- [Aim] Count the lines below that contain "this". Give only the number.

- [Rows from a dataset]
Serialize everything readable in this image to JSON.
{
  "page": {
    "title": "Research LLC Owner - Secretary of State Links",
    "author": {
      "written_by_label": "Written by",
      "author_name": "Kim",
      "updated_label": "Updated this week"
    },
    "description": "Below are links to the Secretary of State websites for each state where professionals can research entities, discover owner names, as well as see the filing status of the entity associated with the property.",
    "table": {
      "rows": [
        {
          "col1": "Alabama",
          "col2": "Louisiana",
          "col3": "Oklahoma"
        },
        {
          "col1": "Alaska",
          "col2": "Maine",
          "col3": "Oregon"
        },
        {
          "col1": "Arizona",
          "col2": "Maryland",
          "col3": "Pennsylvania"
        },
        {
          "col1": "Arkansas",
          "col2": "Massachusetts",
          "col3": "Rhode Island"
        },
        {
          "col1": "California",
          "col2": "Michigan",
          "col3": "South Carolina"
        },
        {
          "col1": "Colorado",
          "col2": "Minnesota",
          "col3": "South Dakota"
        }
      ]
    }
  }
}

- [Written response] 2